/---

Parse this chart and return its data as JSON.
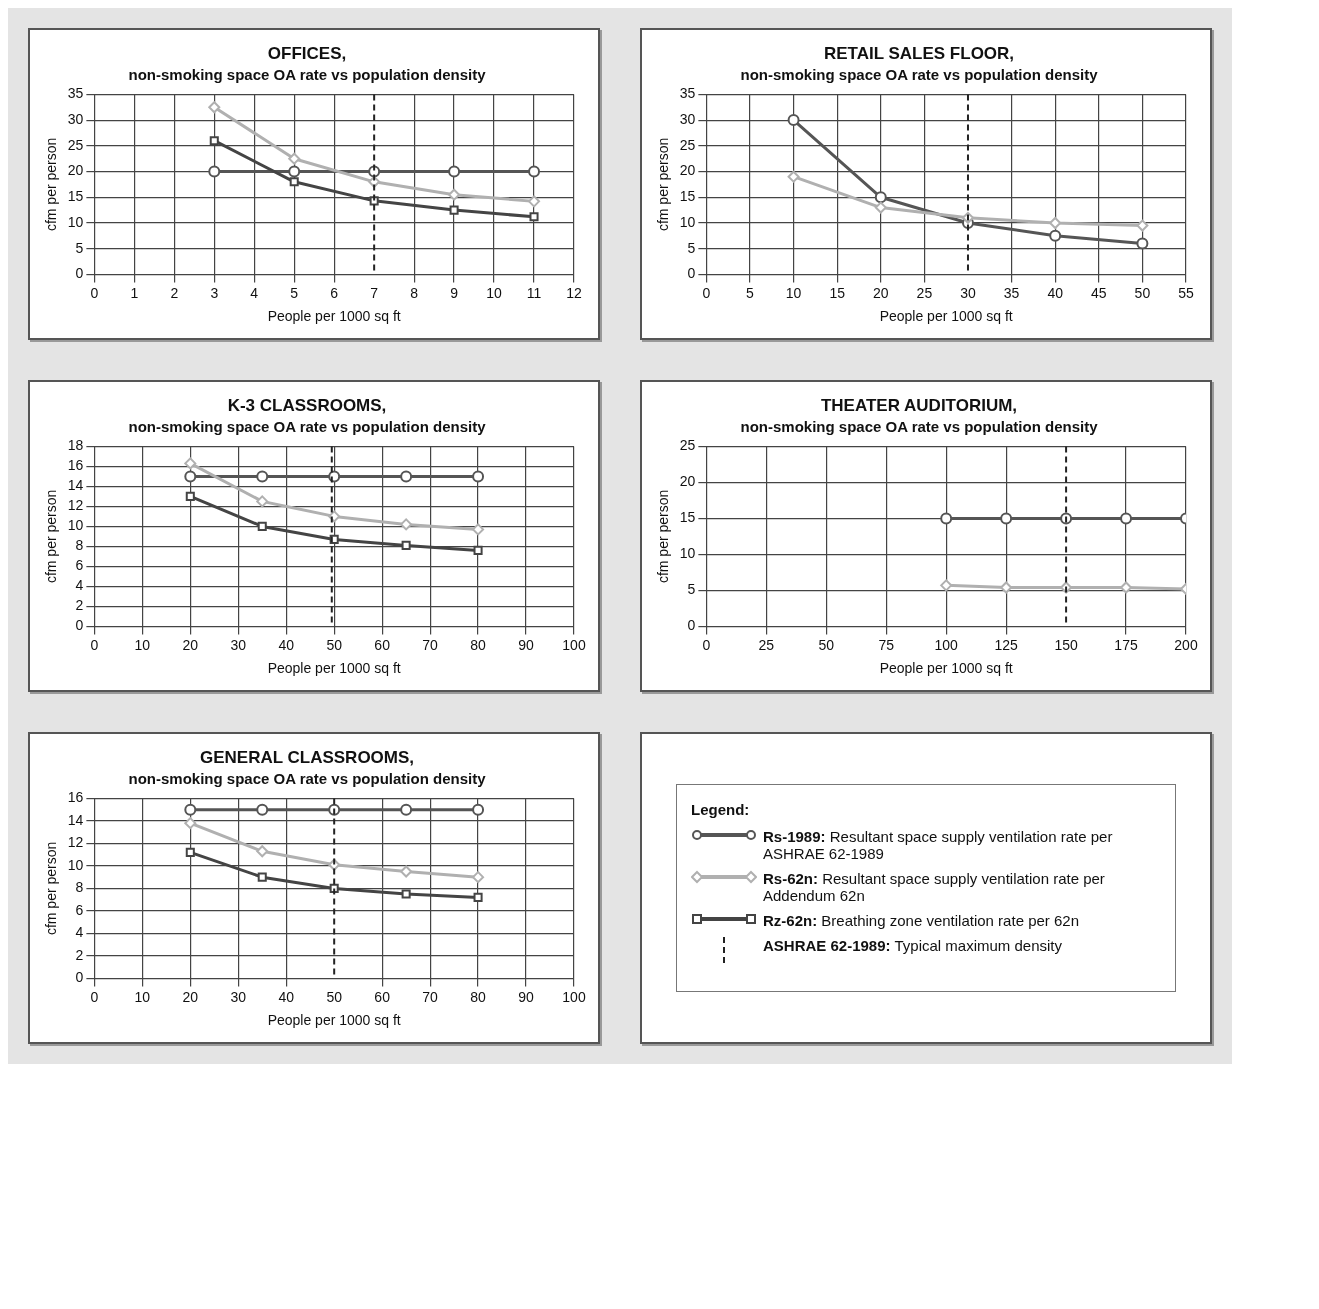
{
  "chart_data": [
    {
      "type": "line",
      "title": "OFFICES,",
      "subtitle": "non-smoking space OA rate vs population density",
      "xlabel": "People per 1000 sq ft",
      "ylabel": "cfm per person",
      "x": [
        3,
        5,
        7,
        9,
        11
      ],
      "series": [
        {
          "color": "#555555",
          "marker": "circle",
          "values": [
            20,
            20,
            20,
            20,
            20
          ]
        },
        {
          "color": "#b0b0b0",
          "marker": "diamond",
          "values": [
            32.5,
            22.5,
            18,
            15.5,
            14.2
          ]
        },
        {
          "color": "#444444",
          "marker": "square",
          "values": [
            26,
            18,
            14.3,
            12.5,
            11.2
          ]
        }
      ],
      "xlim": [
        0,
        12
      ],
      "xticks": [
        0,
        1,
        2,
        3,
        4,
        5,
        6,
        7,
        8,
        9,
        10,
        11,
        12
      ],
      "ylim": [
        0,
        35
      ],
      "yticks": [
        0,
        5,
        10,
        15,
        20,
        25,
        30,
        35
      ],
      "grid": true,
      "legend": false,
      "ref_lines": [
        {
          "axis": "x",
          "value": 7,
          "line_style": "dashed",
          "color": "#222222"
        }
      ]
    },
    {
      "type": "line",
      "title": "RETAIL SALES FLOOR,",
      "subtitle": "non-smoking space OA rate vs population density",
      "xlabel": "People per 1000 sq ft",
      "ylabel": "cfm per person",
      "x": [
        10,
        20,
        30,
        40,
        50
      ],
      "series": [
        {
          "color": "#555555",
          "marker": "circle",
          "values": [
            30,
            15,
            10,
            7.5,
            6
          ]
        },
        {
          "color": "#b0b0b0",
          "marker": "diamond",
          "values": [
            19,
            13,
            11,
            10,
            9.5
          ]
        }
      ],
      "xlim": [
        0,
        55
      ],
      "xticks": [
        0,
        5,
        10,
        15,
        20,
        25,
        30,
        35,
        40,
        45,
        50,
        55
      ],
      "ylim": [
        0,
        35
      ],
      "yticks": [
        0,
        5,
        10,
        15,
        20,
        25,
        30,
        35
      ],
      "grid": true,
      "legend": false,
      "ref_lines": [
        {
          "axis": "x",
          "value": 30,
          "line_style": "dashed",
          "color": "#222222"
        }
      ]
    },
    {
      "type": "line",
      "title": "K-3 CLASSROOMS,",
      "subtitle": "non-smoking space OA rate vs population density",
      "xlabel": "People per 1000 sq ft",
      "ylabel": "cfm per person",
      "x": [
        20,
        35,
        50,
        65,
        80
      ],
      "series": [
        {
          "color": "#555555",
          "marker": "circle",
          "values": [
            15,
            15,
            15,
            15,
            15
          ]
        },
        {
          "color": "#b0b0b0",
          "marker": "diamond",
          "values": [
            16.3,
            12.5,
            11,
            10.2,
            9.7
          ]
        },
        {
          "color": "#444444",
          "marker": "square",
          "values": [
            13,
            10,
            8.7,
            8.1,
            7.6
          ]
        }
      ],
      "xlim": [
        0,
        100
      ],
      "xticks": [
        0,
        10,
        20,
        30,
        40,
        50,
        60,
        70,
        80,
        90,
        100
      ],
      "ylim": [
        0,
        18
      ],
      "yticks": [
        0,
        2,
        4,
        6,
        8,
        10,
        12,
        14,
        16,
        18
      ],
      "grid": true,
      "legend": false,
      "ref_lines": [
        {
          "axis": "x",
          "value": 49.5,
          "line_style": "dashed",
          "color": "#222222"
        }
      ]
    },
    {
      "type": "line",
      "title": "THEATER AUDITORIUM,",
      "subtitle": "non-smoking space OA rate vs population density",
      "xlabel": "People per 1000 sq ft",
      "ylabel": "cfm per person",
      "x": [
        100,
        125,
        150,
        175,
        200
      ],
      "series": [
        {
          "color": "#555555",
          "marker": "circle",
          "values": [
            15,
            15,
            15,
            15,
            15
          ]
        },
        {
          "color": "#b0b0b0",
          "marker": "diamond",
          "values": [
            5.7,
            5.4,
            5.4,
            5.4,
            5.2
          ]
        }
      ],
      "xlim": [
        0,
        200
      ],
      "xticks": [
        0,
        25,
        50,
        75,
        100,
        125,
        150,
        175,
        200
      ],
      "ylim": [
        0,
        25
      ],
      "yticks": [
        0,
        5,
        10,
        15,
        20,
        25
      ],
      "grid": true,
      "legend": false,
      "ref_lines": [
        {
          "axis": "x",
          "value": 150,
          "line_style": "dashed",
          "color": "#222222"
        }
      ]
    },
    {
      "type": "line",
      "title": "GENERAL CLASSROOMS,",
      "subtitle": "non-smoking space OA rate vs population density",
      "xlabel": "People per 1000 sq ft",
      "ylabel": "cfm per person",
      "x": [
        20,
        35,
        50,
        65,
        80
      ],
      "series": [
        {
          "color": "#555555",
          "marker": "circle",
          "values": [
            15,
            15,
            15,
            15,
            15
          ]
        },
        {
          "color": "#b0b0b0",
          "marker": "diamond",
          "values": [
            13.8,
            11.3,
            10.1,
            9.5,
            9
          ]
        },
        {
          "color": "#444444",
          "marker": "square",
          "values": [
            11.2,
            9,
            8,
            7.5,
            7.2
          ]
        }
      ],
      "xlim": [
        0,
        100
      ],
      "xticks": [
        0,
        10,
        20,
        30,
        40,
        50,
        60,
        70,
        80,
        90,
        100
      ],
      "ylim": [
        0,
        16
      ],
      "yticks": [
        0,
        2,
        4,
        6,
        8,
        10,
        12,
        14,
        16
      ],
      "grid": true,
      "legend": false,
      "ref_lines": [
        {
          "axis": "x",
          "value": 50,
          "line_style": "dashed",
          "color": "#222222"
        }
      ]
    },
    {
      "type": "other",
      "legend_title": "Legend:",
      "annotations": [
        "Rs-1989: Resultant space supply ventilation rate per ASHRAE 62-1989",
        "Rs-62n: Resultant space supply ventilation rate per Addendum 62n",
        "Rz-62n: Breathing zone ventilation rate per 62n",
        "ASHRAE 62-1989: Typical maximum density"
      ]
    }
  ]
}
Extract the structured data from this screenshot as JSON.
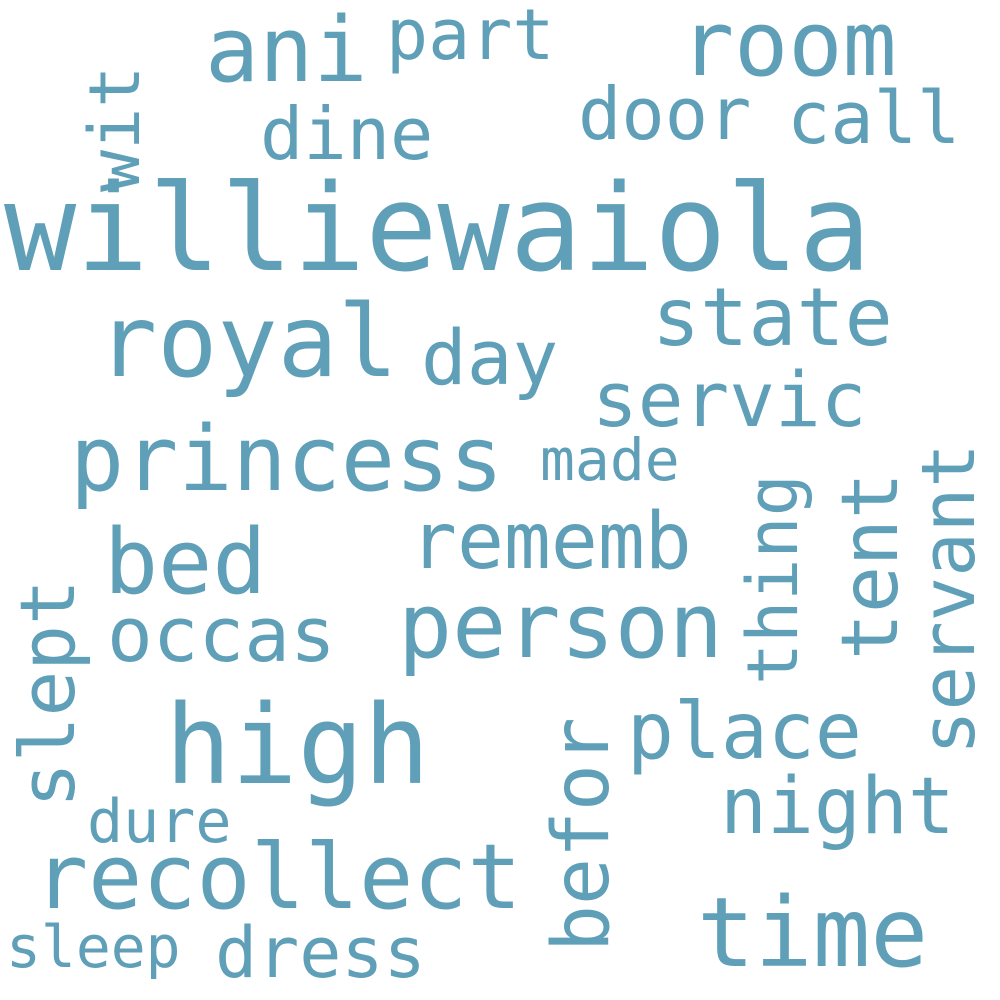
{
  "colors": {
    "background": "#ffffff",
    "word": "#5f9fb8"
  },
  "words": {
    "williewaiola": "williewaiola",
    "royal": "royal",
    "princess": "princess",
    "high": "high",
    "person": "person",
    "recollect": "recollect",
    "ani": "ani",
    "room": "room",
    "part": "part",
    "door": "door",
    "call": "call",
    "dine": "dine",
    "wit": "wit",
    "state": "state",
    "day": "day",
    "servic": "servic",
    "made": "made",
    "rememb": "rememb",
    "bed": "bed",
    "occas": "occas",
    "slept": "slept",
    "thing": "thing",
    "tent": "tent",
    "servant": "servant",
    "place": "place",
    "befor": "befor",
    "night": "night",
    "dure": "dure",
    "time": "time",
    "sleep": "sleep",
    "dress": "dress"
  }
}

\---

_TASK TO COMPLETE_
Print once more, exactly, the lines from the one with "Extract the structured" through the last line of the data, both ends included, without any pictures.

_ANSWER TO THIS PROBLEM_
Extract the structured data from this screenshot as JSON.
{
  "colors": {
    "background": "#ffffff",
    "word": "#5f9fb8"
  },
  "words": {
    "williewaiola": "williewaiola",
    "royal": "royal",
    "princess": "princess",
    "high": "high",
    "person": "person",
    "recollect": "recollect",
    "ani": "ani",
    "room": "room",
    "part": "part",
    "door": "door",
    "call": "call",
    "dine": "dine",
    "wit": "wit",
    "state": "state",
    "day": "day",
    "servic": "servic",
    "made": "made",
    "rememb": "rememb",
    "bed": "bed",
    "occas": "occas",
    "slept": "slept",
    "thing": "thing",
    "tent": "tent",
    "servant": "servant",
    "place": "place",
    "befor": "befor",
    "night": "night",
    "dure": "dure",
    "time": "time",
    "sleep": "sleep",
    "dress": "dress"
  }
}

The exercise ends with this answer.